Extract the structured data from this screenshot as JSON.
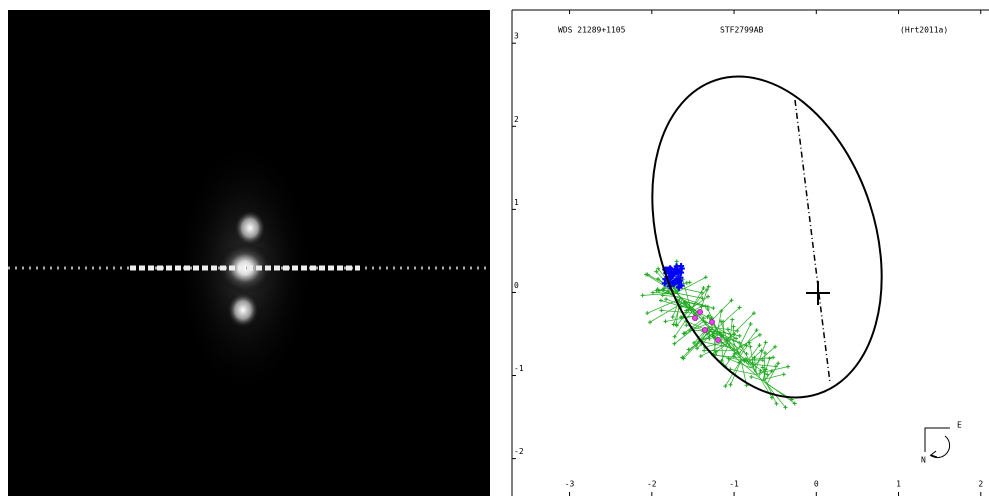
{
  "header": [
    "WDS 21289+1105",
    "STF2799AB",
    "(Hrt2011a)"
  ],
  "orbit_plot": {
    "xlim": [
      -3.7,
      2.1
    ],
    "ylim": [
      -2.45,
      3.4
    ],
    "xticks": [
      -3,
      -2,
      -1,
      0,
      1,
      2
    ],
    "yticks": [
      -2,
      -1,
      0,
      1,
      2,
      3
    ]
  },
  "compass": {
    "east": "E",
    "north": "N"
  }
}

**To do**
Reproduce every line above as written, skipping pictures.

**Full output**
Extract the structured data from this screenshot as JSON.
{
  "header": [
    "WDS 21289+1105",
    "STF2799AB",
    "(Hrt2011a)"
  ],
  "orbit_plot": {
    "xlim": [
      -3.7,
      2.1
    ],
    "ylim": [
      -2.45,
      3.4
    ],
    "xticks": [
      -3,
      -2,
      -1,
      0,
      1,
      2
    ],
    "yticks": [
      -2,
      -1,
      0,
      1,
      2,
      3
    ]
  },
  "compass": {
    "east": "E",
    "north": "N"
  }
}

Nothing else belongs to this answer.